■ **Short exercise**
Read the lines that follow and pick out every one containing the word "name".

■ **Data for this task**
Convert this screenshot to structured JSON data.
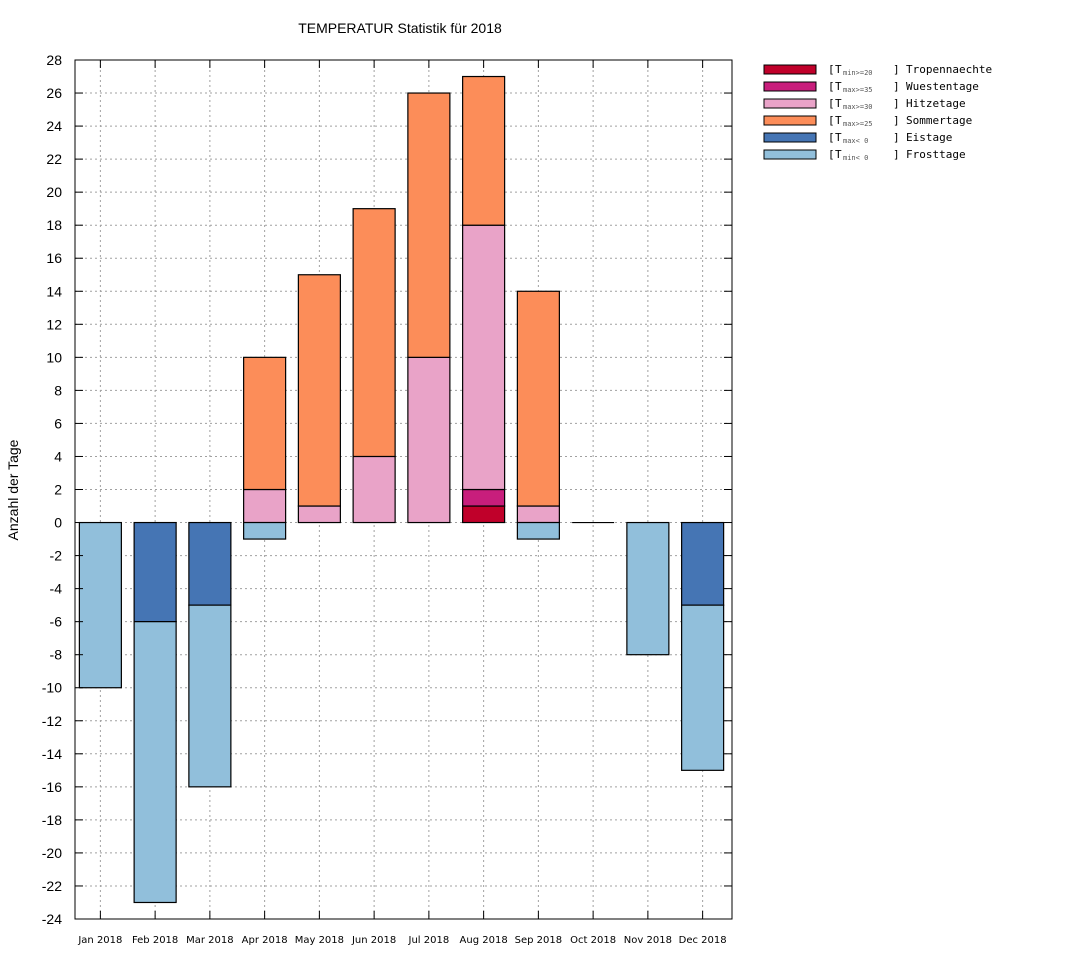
{
  "chart_data": {
    "type": "bar",
    "stacked": true,
    "title": "TEMPERATUR Statistik für 2018",
    "xlabel": "",
    "ylabel": "Anzahl der Tage",
    "ylim": [
      -24,
      28
    ],
    "yticks": [
      28,
      26,
      24,
      22,
      20,
      18,
      16,
      14,
      12,
      10,
      8,
      6,
      4,
      2,
      0,
      -2,
      -4,
      -6,
      -8,
      -10,
      -12,
      -14,
      -16,
      -18,
      -20,
      -22,
      -24
    ],
    "grid": true,
    "legend_position": "outside-top-right",
    "categories": [
      "Jan 2018",
      "Feb 2018",
      "Mar 2018",
      "Apr 2018",
      "May 2018",
      "Jun 2018",
      "Jul 2018",
      "Aug 2018",
      "Sep 2018",
      "Oct 2018",
      "Nov 2018",
      "Dec 2018"
    ],
    "series": [
      {
        "name": "Tropennaechte",
        "condition": "T",
        "sub": "min>=20",
        "color": "#c0002a",
        "direction": "positive",
        "values": [
          0,
          0,
          0,
          0,
          0,
          0,
          0,
          1,
          0,
          0,
          0,
          0
        ]
      },
      {
        "name": "Wuestentage",
        "condition": "T",
        "sub": "max>=35",
        "color": "#c81e7c",
        "direction": "positive",
        "values": [
          0,
          0,
          0,
          0,
          0,
          0,
          0,
          1,
          0,
          0,
          0,
          0
        ]
      },
      {
        "name": "Hitzetage",
        "condition": "T",
        "sub": "max>=30",
        "color": "#e9a3c8",
        "direction": "positive",
        "values": [
          0,
          0,
          0,
          2,
          1,
          4,
          10,
          16,
          1,
          0,
          0,
          0
        ]
      },
      {
        "name": "Sommertage",
        "condition": "T",
        "sub": "max>=25",
        "color": "#fc8d59",
        "direction": "positive",
        "values": [
          0,
          0,
          0,
          8,
          14,
          15,
          16,
          9,
          13,
          0,
          0,
          0
        ]
      },
      {
        "name": "Eistage",
        "condition": "T",
        "sub": "max< 0",
        "color": "#4575b4",
        "direction": "negative",
        "values": [
          0,
          6,
          5,
          0,
          0,
          0,
          0,
          0,
          0,
          0,
          0,
          5
        ]
      },
      {
        "name": "Frosttage",
        "condition": "T",
        "sub": "min< 0",
        "color": "#91bfdb",
        "direction": "negative",
        "values": [
          10,
          17,
          11,
          1,
          0,
          0,
          0,
          0,
          1,
          0,
          8,
          10
        ]
      }
    ]
  }
}
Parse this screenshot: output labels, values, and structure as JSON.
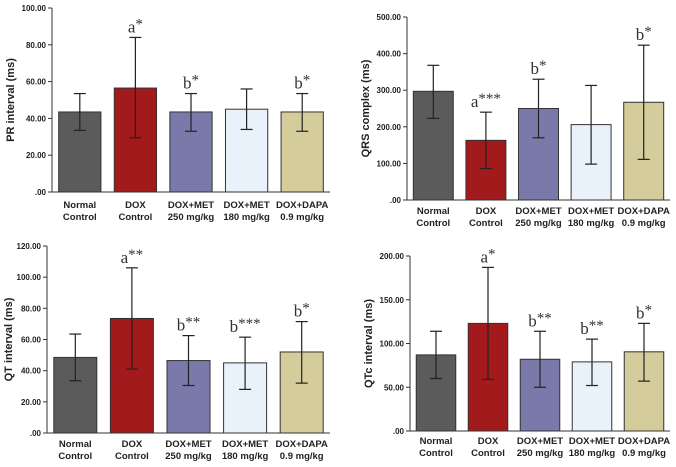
{
  "chart_data": [
    {
      "type": "bar",
      "ylabel": "PR interval (ms)",
      "ylim": [
        0,
        100
      ],
      "ticks": [
        ".00",
        "20.00",
        "40.00",
        "60.00",
        "80.00",
        "100.00"
      ],
      "categories": [
        [
          "Normal",
          "Control"
        ],
        [
          "DOX",
          "Control"
        ],
        [
          "DOX+MET",
          "250 mg/kg"
        ],
        [
          "DOX+MET",
          "180 mg/kg"
        ],
        [
          "DOX+DAPA",
          "0.9 mg/kg"
        ]
      ],
      "values": [
        43.5,
        56.5,
        43.5,
        45,
        43.5
      ],
      "error_low": [
        33.5,
        29.5,
        33,
        34,
        33
      ],
      "error_high": [
        53.5,
        84,
        53.5,
        56,
        53.5
      ],
      "annotations": [
        "",
        "a*",
        "b*",
        "",
        "b*"
      ]
    },
    {
      "type": "bar",
      "ylabel": "QRS complex (ms)",
      "ylim": [
        0,
        500
      ],
      "ticks": [
        ".00",
        "100.00",
        "200.00",
        "300.00",
        "400.00",
        "500.00"
      ],
      "categories": [
        [
          "Normal",
          "Control"
        ],
        [
          "DOX",
          "Control"
        ],
        [
          "DOX+MET",
          "250 mg/kg"
        ],
        [
          "DOX+MET",
          "180 mg/kg"
        ],
        [
          "DOX+DAPA",
          "0.9 mg/kg"
        ]
      ],
      "values": [
        297,
        163,
        250,
        206,
        267
      ],
      "error_low": [
        223,
        86,
        170,
        98,
        111
      ],
      "error_high": [
        368,
        240,
        330,
        313,
        423
      ],
      "annotations": [
        "",
        "a***",
        "b*",
        "",
        "b*"
      ]
    },
    {
      "type": "bar",
      "ylabel": "QT interval (ms)",
      "ylim": [
        0,
        120
      ],
      "ticks": [
        ".00",
        "20.00",
        "40.00",
        "60.00",
        "80.00",
        "100.00",
        "120.00"
      ],
      "categories": [
        [
          "Normal",
          "Control"
        ],
        [
          "DOX",
          "Control"
        ],
        [
          "DOX+MET",
          "250 mg/kg"
        ],
        [
          "DOX+MET",
          "180 mg/kg"
        ],
        [
          "DOX+DAPA",
          "0.9 mg/kg"
        ]
      ],
      "values": [
        48.5,
        73.5,
        46.5,
        45,
        52
      ],
      "error_low": [
        33.5,
        41,
        30.5,
        28,
        32
      ],
      "error_high": [
        63.5,
        106,
        62.5,
        61.5,
        71.5
      ],
      "annotations": [
        "",
        "a**",
        "b**",
        "b***",
        "b*"
      ]
    },
    {
      "type": "bar",
      "ylabel": "QTc interval (ms)",
      "ylim": [
        0,
        200
      ],
      "ticks": [
        ".00",
        "50.00",
        "100.00",
        "150.00",
        "200.00"
      ],
      "categories": [
        [
          "Normal",
          "Control"
        ],
        [
          "DOX",
          "Control"
        ],
        [
          "DOX+MET",
          "250 mg/kg"
        ],
        [
          "DOX+MET",
          "180 mg/kg"
        ],
        [
          "DOX+DAPA",
          "0.9 mg/kg"
        ]
      ],
      "values": [
        87,
        123,
        82,
        79,
        90.5
      ],
      "error_low": [
        60,
        59,
        50,
        52,
        57
      ],
      "error_high": [
        114,
        187,
        114,
        105,
        123
      ],
      "annotations": [
        "",
        "a*",
        "b**",
        "b**",
        "b*"
      ]
    }
  ],
  "colors": {
    "bars": [
      "#5b5b5b",
      "#a31a1c",
      "#7a7aaa",
      "#e9f1fb",
      "#d4cc9b"
    ],
    "axis": "#333333"
  }
}
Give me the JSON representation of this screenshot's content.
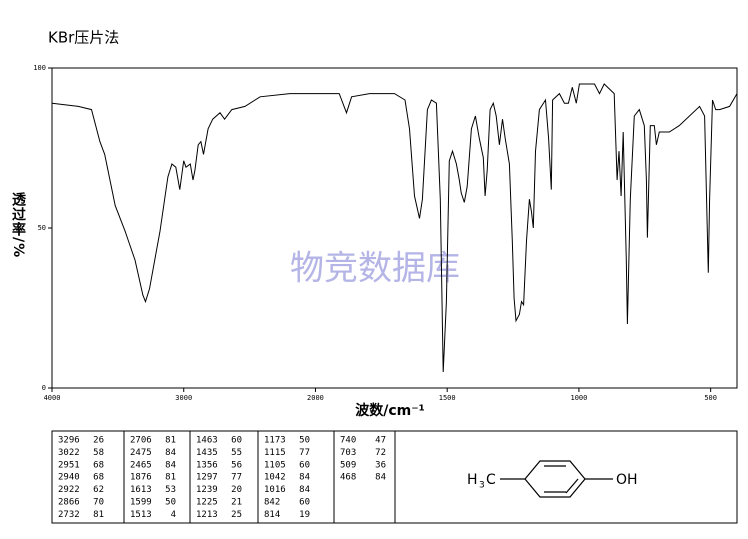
{
  "chart_data": {
    "type": "line",
    "title": "KBr压片法",
    "xlabel": "波数/cm⁻¹",
    "ylabel": "透过率/%",
    "watermark": "物竞数据库",
    "xlim": [
      4000,
      400
    ],
    "xticks": [
      4000,
      3000,
      2000,
      1500,
      1000,
      500
    ],
    "ylim": [
      0,
      100
    ],
    "yticks": [
      0,
      50,
      100
    ],
    "color": "#000000",
    "x": [
      4000,
      3800,
      3700,
      3636,
      3600,
      3520,
      3445,
      3370,
      3310,
      3290,
      3260,
      3180,
      3120,
      3090,
      3060,
      3030,
      3000,
      2983,
      2950,
      2930,
      2915,
      2890,
      2870,
      2850,
      2815,
      2780,
      2725,
      2690,
      2635,
      2535,
      2420,
      2195,
      1985,
      1910,
      1882,
      1863,
      1795,
      1700,
      1660,
      1643,
      1624,
      1605,
      1594,
      1575,
      1560,
      1541,
      1526,
      1515,
      1503,
      1492,
      1480,
      1465,
      1454,
      1447,
      1435,
      1424,
      1408,
      1393,
      1378,
      1363,
      1356,
      1348,
      1337,
      1325,
      1314,
      1302,
      1290,
      1280,
      1264,
      1253,
      1246,
      1239,
      1226,
      1218,
      1210,
      1199,
      1188,
      1180,
      1173,
      1165,
      1150,
      1127,
      1115,
      1105,
      1100,
      1074,
      1055,
      1040,
      1025,
      1010,
      998,
      941,
      922,
      904,
      866,
      855,
      848,
      840,
      832,
      820,
      816,
      805,
      790,
      771,
      752,
      744,
      740,
      729,
      714,
      706,
      695,
      657,
      619,
      542,
      523,
      509,
      504,
      493,
      481,
      466,
      428,
      400
    ],
    "values": [
      89,
      88,
      87,
      77,
      73,
      57,
      49,
      40,
      29,
      27,
      31,
      49,
      66,
      70,
      69,
      62,
      71,
      69,
      70,
      65,
      68,
      76,
      77,
      73,
      81,
      84,
      86,
      84,
      87,
      88,
      91,
      92,
      92,
      92,
      86,
      91,
      92,
      92,
      90,
      81,
      60,
      53,
      59,
      87,
      90,
      89,
      59,
      5,
      27,
      71,
      74,
      70,
      65,
      61,
      58,
      63,
      81,
      85,
      78,
      72,
      60,
      68,
      87,
      89,
      85,
      76,
      84,
      78,
      70,
      46,
      28,
      21,
      23,
      27,
      26,
      46,
      59,
      55,
      50,
      74,
      87,
      90,
      78,
      62,
      90,
      92,
      89,
      89,
      94,
      89,
      95,
      95,
      92,
      95,
      92,
      65,
      74,
      60,
      80,
      40,
      20,
      59,
      85,
      87,
      82,
      65,
      47,
      82,
      82,
      76,
      80,
      80,
      82,
      88,
      85,
      36,
      59,
      90,
      87,
      87,
      88,
      92
    ]
  },
  "peak_table": [
    [
      [
        3296,
        26
      ],
      [
        3022,
        58
      ],
      [
        2951,
        68
      ],
      [
        2940,
        68
      ],
      [
        2922,
        62
      ],
      [
        2866,
        70
      ],
      [
        2732,
        81
      ]
    ],
    [
      [
        2706,
        81
      ],
      [
        2475,
        84
      ],
      [
        2465,
        84
      ],
      [
        1876,
        81
      ],
      [
        1613,
        53
      ],
      [
        1599,
        50
      ],
      [
        1513,
        4
      ]
    ],
    [
      [
        1463,
        60
      ],
      [
        1435,
        55
      ],
      [
        1356,
        56
      ],
      [
        1297,
        77
      ],
      [
        1239,
        20
      ],
      [
        1225,
        21
      ],
      [
        1213,
        25
      ]
    ],
    [
      [
        1173,
        50
      ],
      [
        1115,
        77
      ],
      [
        1105,
        60
      ],
      [
        1042,
        84
      ],
      [
        1016,
        84
      ],
      [
        842,
        60
      ],
      [
        814,
        19
      ]
    ],
    [
      [
        740,
        47
      ],
      [
        703,
        72
      ],
      [
        509,
        36
      ],
      [
        468,
        84
      ]
    ]
  ],
  "structure": {
    "methyl_h": "H",
    "methyl_sub": "3",
    "methyl_c": "C",
    "hydroxyl": "OH"
  }
}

■ **Task solution**
        "name": "Tropennaechte",
        "name": "Wuestentage",
        "name": "Hitzetage",
        "name": "Sommertage",
        "name": "Eistage",
        "name": "Frosttage",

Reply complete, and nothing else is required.